**Stated exercise**
Rewrite the lines below with every "high-cloud-block" changed to "upper-cloud-block", keeping everything else the same.

**Records**
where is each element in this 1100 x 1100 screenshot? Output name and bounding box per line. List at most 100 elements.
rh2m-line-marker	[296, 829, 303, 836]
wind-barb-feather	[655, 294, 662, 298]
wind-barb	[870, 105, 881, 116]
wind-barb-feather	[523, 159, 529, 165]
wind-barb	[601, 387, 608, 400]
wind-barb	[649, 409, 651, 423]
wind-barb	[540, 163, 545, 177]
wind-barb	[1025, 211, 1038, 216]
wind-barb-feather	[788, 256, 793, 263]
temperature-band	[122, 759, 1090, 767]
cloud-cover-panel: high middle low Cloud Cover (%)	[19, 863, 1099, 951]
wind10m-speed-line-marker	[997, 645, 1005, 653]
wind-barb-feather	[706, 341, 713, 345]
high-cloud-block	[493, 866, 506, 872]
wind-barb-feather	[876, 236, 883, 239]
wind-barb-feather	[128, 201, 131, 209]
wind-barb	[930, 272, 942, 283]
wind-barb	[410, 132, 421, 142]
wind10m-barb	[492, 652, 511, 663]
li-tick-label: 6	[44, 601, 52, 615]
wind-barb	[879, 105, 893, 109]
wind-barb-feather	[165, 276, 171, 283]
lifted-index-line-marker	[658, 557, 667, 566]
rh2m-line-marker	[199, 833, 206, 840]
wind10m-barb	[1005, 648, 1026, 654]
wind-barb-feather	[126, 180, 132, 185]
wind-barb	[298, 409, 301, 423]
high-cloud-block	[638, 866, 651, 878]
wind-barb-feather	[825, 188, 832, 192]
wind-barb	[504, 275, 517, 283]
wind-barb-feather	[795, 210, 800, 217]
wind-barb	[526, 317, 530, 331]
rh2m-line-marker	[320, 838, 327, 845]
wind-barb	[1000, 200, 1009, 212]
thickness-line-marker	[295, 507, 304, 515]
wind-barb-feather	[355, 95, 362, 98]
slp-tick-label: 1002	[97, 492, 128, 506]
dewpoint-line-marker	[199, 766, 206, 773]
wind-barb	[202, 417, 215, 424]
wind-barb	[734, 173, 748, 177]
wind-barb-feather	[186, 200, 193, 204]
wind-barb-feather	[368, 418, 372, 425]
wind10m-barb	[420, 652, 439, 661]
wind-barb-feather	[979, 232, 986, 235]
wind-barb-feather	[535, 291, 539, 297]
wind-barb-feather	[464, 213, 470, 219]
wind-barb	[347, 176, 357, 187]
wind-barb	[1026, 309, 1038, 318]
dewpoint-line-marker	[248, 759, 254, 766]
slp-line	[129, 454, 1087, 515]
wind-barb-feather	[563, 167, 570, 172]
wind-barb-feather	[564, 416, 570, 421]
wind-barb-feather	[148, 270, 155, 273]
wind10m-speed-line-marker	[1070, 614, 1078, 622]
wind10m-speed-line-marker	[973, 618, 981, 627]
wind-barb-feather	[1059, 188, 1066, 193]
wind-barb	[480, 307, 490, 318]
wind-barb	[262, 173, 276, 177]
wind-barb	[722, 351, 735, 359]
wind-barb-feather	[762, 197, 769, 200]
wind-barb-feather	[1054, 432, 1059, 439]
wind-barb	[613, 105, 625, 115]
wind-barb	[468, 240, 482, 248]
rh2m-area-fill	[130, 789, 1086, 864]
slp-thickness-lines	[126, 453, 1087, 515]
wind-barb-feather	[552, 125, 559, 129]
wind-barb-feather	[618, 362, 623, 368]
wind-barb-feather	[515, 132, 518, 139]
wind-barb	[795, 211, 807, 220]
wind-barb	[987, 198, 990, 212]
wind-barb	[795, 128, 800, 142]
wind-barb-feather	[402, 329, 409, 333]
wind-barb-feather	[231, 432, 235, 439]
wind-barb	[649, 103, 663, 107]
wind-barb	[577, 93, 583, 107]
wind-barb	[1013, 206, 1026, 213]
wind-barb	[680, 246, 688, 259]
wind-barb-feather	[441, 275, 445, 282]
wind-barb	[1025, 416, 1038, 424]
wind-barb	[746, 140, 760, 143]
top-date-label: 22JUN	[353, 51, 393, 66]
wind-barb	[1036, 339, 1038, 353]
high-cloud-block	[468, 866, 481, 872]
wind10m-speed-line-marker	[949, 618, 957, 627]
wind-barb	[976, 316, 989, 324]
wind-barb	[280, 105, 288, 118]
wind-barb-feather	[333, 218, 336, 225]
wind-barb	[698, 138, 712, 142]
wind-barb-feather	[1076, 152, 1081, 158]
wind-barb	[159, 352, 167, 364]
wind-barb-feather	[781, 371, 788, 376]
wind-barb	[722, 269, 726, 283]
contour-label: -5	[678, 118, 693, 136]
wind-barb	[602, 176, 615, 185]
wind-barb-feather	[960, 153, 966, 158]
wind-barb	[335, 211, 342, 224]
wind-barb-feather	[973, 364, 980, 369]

**Solution to this task**
where is each element in this 1100 x 1100 screenshot? Output name and bounding box per line. List at most 100 elements.
rh2m-line-marker	[296, 829, 303, 836]
wind-barb-feather	[655, 294, 662, 298]
wind-barb	[870, 105, 881, 116]
wind-barb-feather	[523, 159, 529, 165]
wind-barb	[601, 387, 608, 400]
wind-barb	[649, 409, 651, 423]
wind-barb	[540, 163, 545, 177]
wind-barb	[1025, 211, 1038, 216]
wind-barb-feather	[788, 256, 793, 263]
temperature-band	[122, 759, 1090, 767]
cloud-cover-panel: high middle low Cloud Cover (%)	[19, 863, 1099, 951]
wind10m-speed-line-marker	[997, 645, 1005, 653]
wind-barb-feather	[706, 341, 713, 345]
upper-cloud-block	[493, 866, 506, 872]
wind-barb-feather	[876, 236, 883, 239]
wind-barb-feather	[128, 201, 131, 209]
wind-barb	[930, 272, 942, 283]
wind-barb	[410, 132, 421, 142]
wind10m-barb	[492, 652, 511, 663]
li-tick-label: 6	[44, 601, 52, 615]
wind-barb	[879, 105, 893, 109]
wind-barb-feather	[165, 276, 171, 283]
lifted-index-line-marker	[658, 557, 667, 566]
rh2m-line-marker	[199, 833, 206, 840]
wind10m-barb	[1005, 648, 1026, 654]
wind-barb-feather	[126, 180, 132, 185]
wind-barb	[298, 409, 301, 423]
upper-cloud-block	[638, 866, 651, 878]
wind-barb-feather	[825, 188, 832, 192]
wind-barb	[504, 275, 517, 283]
wind-barb-feather	[795, 210, 800, 217]
wind-barb	[526, 317, 530, 331]
rh2m-line-marker	[320, 838, 327, 845]
wind-barb	[1000, 200, 1009, 212]
thickness-line-marker	[295, 507, 304, 515]
wind-barb-feather	[355, 95, 362, 98]
slp-tick-label: 1002	[97, 492, 128, 506]
dewpoint-line-marker	[199, 766, 206, 773]
wind-barb	[202, 417, 215, 424]
wind-barb	[734, 173, 748, 177]
wind-barb-feather	[186, 200, 193, 204]
wind-barb-feather	[368, 418, 372, 425]
wind10m-barb	[420, 652, 439, 661]
wind-barb-feather	[979, 232, 986, 235]
wind-barb-feather	[535, 291, 539, 297]
wind-barb-feather	[464, 213, 470, 219]
wind-barb	[347, 176, 357, 187]
wind-barb	[1026, 309, 1038, 318]
dewpoint-line-marker	[248, 759, 254, 766]
slp-line	[129, 454, 1087, 515]
wind-barb-feather	[563, 167, 570, 172]
wind-barb-feather	[564, 416, 570, 421]
wind-barb-feather	[148, 270, 155, 273]
wind10m-speed-line-marker	[1070, 614, 1078, 622]
wind10m-speed-line-marker	[973, 618, 981, 627]
wind-barb-feather	[1059, 188, 1066, 193]
wind-barb	[480, 307, 490, 318]
wind-barb	[262, 173, 276, 177]
wind-barb	[722, 351, 735, 359]
wind-barb-feather	[762, 197, 769, 200]
wind-barb-feather	[1054, 432, 1059, 439]
wind-barb	[613, 105, 625, 115]
wind-barb	[468, 240, 482, 248]
rh2m-area-fill	[130, 789, 1086, 864]
slp-thickness-lines	[126, 453, 1087, 515]
wind-barb-feather	[552, 125, 559, 129]
wind-barb-feather	[618, 362, 623, 368]
wind-barb-feather	[515, 132, 518, 139]
wind-barb	[795, 211, 807, 220]
wind-barb	[987, 198, 990, 212]
wind-barb	[795, 128, 800, 142]
wind-barb-feather	[402, 329, 409, 333]
wind-barb-feather	[231, 432, 235, 439]
wind-barb	[649, 103, 663, 107]
wind-barb	[577, 93, 583, 107]
wind-barb	[1013, 206, 1026, 213]
wind-barb	[680, 246, 688, 259]
wind-barb-feather	[441, 275, 445, 282]
wind-barb	[1025, 416, 1038, 424]
wind-barb	[746, 140, 760, 143]
top-date-label: 22JUN	[353, 51, 393, 66]
wind-barb	[1036, 339, 1038, 353]
upper-cloud-block	[468, 866, 481, 872]
wind10m-speed-line-marker	[949, 618, 957, 627]
wind-barb	[976, 316, 989, 324]
wind-barb	[280, 105, 288, 118]
wind-barb-feather	[333, 218, 336, 225]
wind-barb	[698, 138, 712, 142]
wind-barb-feather	[1076, 152, 1081, 158]
wind-barb	[159, 352, 167, 364]
wind-barb-feather	[781, 371, 788, 376]
wind-barb	[722, 269, 726, 283]
contour-label: -5	[678, 118, 693, 136]
wind-barb	[602, 176, 615, 185]
wind-barb-feather	[960, 153, 966, 158]
wind-barb	[335, 211, 342, 224]
wind-barb-feather	[973, 364, 980, 369]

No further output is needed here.